-- Actions to take --
**1)** In the article below about the Frida Kahlo musical, what book is the upcoming show based on?
**2)** Reproduce the passage of the Frida Kahlo musical article below between "On Wednesday night, September" and "musical multi-hyphenate Lozano.", inclusive.

-- Source excerpt --
Composer Jaime Lozano previews his work for the upcoming Broadway musical on Frida Kahlo

On Wednesday night, September 7, the David Rubenstein Atrium at Lincoln Center for the Performing Arts had a full house and a long waiting line of fans hoping to get in for Jaime Lozano’s ¡Viva La Vida! Songs from Frida, The Musical, previewing a selection of eight numbers from the new Broadway musical-in-development on the life of the trailblazing Mexican artist Frida Kahlo (1907-54). Produced by Valentina Berger, presented in collaboration with the Kahlo family and BTF Media, and based on Intimate Frida – a personal book of memoirs written by her niece Isolda Pinedo Kahlo and published in 2006 – the upcoming show, with a first workshop production scheduled for 2023, followed by a Broadway premiere in 2024, will have lyrics by Obie-winning playwright Neena Beber and music and Spanish lyrics by the acclaimed Mexican-born and NYC-based musical multi-hyphenate Lozano.

Jaime Lozano, with cast and orchestra. Photo by Sachyn Mital.

-- Data segment --
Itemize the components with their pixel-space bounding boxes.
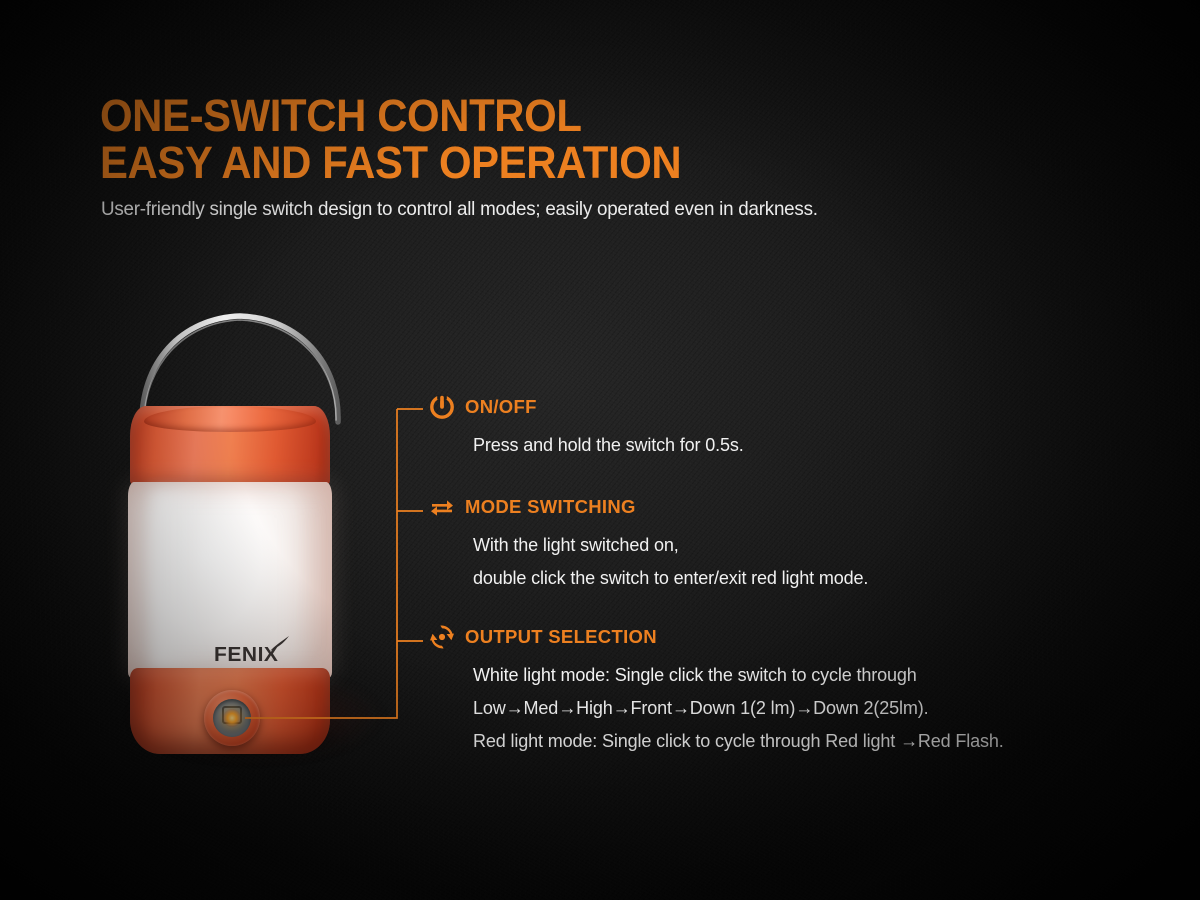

-- Expected answers --
**1)** *Intimate Frida*, a memoir by Kahlo's niece Isolda Pinedo Kahlo, published in 2006.

**2)**
On Wednesday night, September 7, the David Rubenstein Atrium at Lincoln Center for the Performing Arts had a full house and a long waiting line of fans hoping to get in for Jaime Lozano’s ¡Viva La Vida! Songs from Frida, The Musical, previewing a selection of eight numbers from the new Broadway musical-in-development on the life of the trailblazing Mexican artist Frida Kahlo (1907-54). Produced by Valentina Berger, presented in collaboration with the Kahlo family and BTF Media, and based on Intimate Frida – a personal book of memoirs written by her niece Isolda Pinedo Kahlo and published in 2006 – the upcoming show, with a first workshop production scheduled for 2023, followed by a Broadway premiere in 2024, will have lyrics by Obie-winning playwright Neena Beber and music and Spanish lyrics by the acclaimed Mexican-born and NYC-based musical multi-hyphenate Lozano.